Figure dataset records
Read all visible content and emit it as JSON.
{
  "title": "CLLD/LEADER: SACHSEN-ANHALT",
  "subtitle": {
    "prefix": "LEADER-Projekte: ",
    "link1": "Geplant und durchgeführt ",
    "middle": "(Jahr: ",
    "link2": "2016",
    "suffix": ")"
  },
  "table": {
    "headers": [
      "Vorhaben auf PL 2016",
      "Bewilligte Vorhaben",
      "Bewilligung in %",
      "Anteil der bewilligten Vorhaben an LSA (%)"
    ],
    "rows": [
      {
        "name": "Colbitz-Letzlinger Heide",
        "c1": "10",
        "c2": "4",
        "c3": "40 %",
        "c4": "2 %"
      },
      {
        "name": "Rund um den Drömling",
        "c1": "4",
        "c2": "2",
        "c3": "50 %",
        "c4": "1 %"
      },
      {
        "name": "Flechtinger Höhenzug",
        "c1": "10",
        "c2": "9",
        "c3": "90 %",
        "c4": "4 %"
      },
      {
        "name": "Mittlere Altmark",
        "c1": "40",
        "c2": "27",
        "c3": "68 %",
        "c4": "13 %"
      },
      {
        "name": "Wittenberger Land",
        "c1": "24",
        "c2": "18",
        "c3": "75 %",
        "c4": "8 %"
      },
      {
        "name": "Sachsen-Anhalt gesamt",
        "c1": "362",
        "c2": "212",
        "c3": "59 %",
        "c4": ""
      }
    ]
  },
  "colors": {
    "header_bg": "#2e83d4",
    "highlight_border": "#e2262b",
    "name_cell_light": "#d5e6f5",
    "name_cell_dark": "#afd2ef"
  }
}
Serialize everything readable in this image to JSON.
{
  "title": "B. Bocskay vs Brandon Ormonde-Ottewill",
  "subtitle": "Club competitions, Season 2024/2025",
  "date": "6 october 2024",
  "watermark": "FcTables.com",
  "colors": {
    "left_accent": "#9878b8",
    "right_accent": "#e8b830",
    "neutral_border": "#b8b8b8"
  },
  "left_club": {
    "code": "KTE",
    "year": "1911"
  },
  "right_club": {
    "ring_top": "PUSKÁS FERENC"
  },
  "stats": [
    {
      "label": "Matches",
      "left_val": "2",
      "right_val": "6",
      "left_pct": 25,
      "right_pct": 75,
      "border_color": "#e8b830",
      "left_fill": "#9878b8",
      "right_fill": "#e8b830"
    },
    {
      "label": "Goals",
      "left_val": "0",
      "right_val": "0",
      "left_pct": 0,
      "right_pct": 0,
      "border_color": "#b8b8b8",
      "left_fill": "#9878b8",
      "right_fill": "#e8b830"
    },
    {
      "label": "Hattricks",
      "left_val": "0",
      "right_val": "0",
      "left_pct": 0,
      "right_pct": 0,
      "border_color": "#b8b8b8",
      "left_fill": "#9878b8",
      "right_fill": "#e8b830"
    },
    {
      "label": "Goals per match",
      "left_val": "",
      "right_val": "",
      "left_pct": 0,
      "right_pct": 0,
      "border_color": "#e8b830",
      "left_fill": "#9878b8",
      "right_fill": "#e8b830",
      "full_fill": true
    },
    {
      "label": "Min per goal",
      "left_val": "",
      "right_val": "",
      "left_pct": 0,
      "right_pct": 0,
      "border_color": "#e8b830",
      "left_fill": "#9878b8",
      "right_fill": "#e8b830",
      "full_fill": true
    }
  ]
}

DIRECTIONS: Extract all the entries word for word.

TASK OUTPUT:
Read all visible content and emit it as JSON.
{
  "title": "CLLD/LEADER: SACHSEN-ANHALT",
  "subtitle": {
    "prefix": "LEADER-Projekte: ",
    "link1": "Geplant und durchgeführt ",
    "middle": "(Jahr: ",
    "link2": "2016",
    "suffix": ")"
  },
  "table": {
    "headers": [
      "Vorhaben auf PL 2016",
      "Bewilligte Vorhaben",
      "Bewilligung in %",
      "Anteil der bewilligten Vorhaben an LSA (%)"
    ],
    "rows": [
      {
        "name": "Colbitz-Letzlinger Heide",
        "c1": "10",
        "c2": "4",
        "c3": "40 %",
        "c4": "2 %"
      },
      {
        "name": "Rund um den Drömling",
        "c1": "4",
        "c2": "2",
        "c3": "50 %",
        "c4": "1 %"
      },
      {
        "name": "Flechtinger Höhenzug",
        "c1": "10",
        "c2": "9",
        "c3": "90 %",
        "c4": "4 %"
      },
      {
        "name": "Mittlere Altmark",
        "c1": "40",
        "c2": "27",
        "c3": "68 %",
        "c4": "13 %"
      },
      {
        "name": "Wittenberger Land",
        "c1": "24",
        "c2": "18",
        "c3": "75 %",
        "c4": "8 %"
      },
      {
        "name": "Sachsen-Anhalt gesamt",
        "c1": "362",
        "c2": "212",
        "c3": "59 %",
        "c4": ""
      }
    ]
  },
  "colors": {
    "header_bg": "#2e83d4",
    "highlight_border": "#e2262b",
    "name_cell_light": "#d5e6f5",
    "name_cell_dark": "#afd2ef"
  }
}
Serialize everything readable in this image to JSON.
{
  "title": "B. Bocskay vs Brandon Ormonde-Ottewill",
  "subtitle": "Club competitions, Season 2024/2025",
  "date": "6 october 2024",
  "watermark": "FcTables.com",
  "colors": {
    "left_accent": "#9878b8",
    "right_accent": "#e8b830",
    "neutral_border": "#b8b8b8"
  },
  "left_club": {
    "code": "KTE",
    "year": "1911"
  },
  "right_club": {
    "ring_top": "PUSKÁS FERENC"
  },
  "stats": [
    {
      "label": "Matches",
      "left_val": "2",
      "right_val": "6",
      "left_pct": 25,
      "right_pct": 75,
      "border_color": "#e8b830",
      "left_fill": "#9878b8",
      "right_fill": "#e8b830"
    },
    {
      "label": "Goals",
      "left_val": "0",
      "right_val": "0",
      "left_pct": 0,
      "right_pct": 0,
      "border_color": "#b8b8b8",
      "left_fill": "#9878b8",
      "right_fill": "#e8b830"
    },
    {
      "label": "Hattricks",
      "left_val": "0",
      "right_val": "0",
      "left_pct": 0,
      "right_pct": 0,
      "border_color": "#b8b8b8",
      "left_fill": "#9878b8",
      "right_fill": "#e8b830"
    },
    {
      "label": "Goals per match",
      "left_val": "",
      "right_val": "",
      "left_pct": 0,
      "right_pct": 0,
      "border_color": "#e8b830",
      "left_fill": "#9878b8",
      "right_fill": "#e8b830",
      "full_fill": true
    },
    {
      "label": "Min per goal",
      "left_val": "",
      "right_val": "",
      "left_pct": 0,
      "right_pct": 0,
      "border_color": "#e8b830",
      "left_fill": "#9878b8",
      "right_fill": "#e8b830",
      "full_fill": true
    }
  ]
}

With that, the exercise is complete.